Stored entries
━━━━━━━━━━━━━━━━━━━━━━━━━━━━━━

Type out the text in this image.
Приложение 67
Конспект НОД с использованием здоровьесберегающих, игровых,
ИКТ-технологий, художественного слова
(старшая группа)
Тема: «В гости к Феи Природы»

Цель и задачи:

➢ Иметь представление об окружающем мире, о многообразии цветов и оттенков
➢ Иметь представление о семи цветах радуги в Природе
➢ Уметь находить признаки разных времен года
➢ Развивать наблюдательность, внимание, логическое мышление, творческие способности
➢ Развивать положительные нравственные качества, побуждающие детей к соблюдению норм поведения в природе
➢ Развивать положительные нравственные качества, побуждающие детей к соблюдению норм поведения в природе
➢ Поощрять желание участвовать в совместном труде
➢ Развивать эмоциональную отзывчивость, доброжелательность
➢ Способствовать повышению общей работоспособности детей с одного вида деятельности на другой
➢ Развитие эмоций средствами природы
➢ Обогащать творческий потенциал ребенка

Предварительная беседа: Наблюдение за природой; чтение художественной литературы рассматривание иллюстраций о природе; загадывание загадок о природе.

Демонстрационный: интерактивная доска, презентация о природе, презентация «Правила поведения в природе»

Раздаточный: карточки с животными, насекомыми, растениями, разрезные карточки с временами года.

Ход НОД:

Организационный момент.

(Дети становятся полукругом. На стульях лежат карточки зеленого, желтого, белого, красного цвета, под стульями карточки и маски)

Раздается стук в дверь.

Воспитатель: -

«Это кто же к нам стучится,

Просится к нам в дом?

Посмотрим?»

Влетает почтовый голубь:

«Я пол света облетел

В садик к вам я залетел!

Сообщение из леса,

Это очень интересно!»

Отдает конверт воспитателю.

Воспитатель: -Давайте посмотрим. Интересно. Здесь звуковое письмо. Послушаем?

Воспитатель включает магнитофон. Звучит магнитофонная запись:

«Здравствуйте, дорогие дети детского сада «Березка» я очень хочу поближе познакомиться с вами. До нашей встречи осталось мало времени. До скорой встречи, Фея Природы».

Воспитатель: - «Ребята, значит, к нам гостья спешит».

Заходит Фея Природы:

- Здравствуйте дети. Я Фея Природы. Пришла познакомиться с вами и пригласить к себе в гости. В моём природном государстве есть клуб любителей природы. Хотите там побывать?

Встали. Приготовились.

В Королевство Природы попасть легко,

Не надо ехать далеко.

━━━━━━━━━━━━━━━━━━━━━━━━━━━━━━

### What to work on:
Please give back all of the records exactly as written.

### Exercise output:
Type out the text in this image.
Приложение 67
Конспект НОД с использованием здоровьесберегающих, игровых,
ИКТ-технологий, художественного слова
(старшая группа)
Тема: «В гости к Феи Природы»

Цель и задачи:

➢ Иметь представление об окружающем мире, о многообразии цветов и оттенков
➢ Иметь представление о семи цветах радуги в Природе
➢ Уметь находить признаки разных времен года
➢ Развивать наблюдательность, внимание, логическое мышление, творческие способности
➢ Развивать положительные нравственные качества, побуждающие детей к соблюдению норм поведения в природе
➢ Развивать положительные нравственные качества, побуждающие детей к соблюдению норм поведения в природе
➢ Поощрять желание участвовать в совместном труде
➢ Развивать эмоциональную отзывчивость, доброжелательность
➢ Способствовать повышению общей работоспособности детей с одного вида деятельности на другой
➢ Развитие эмоций средствами природы
➢ Обогащать творческий потенциал ребенка

Предварительная беседа: Наблюдение за природой; чтение художественной литературы рассматривание иллюстраций о природе; загадывание загадок о природе.

Демонстрационный: интерактивная доска, презентация о природе, презентация «Правила поведения в природе»

Раздаточный: карточки с животными, насекомыми, растениями, разрезные карточки с временами года.

Ход НОД:

Организационный момент.

(Дети становятся полукругом. На стульях лежат карточки зеленого, желтого, белого, красного цвета, под стульями карточки и маски)

Раздается стук в дверь.

Воспитатель: -

«Это кто же к нам стучится,

Просится к нам в дом?

Посмотрим?»

Влетает почтовый голубь:

«Я пол света облетел

В садик к вам я залетел!

Сообщение из леса,

Это очень интересно!»

Отдает конверт воспитателю.

Воспитатель: -Давайте посмотрим. Интересно. Здесь звуковое письмо. Послушаем?

Воспитатель включает магнитофон. Звучит магнитофонная запись:

«Здравствуйте, дорогие дети детского сада «Березка» я очень хочу поближе познакомиться с вами. До нашей встречи осталось мало времени. До скорой встречи, Фея Природы».

Воспитатель: - «Ребята, значит, к нам гостья спешит».

Заходит Фея Природы:

- Здравствуйте дети. Я Фея Природы. Пришла познакомиться с вами и пригласить к себе в гости. В моём природном государстве есть клуб любителей природы. Хотите там побывать?

Встали. Приготовились.

В Королевство Природы попасть легко,

Не надо ехать далеко.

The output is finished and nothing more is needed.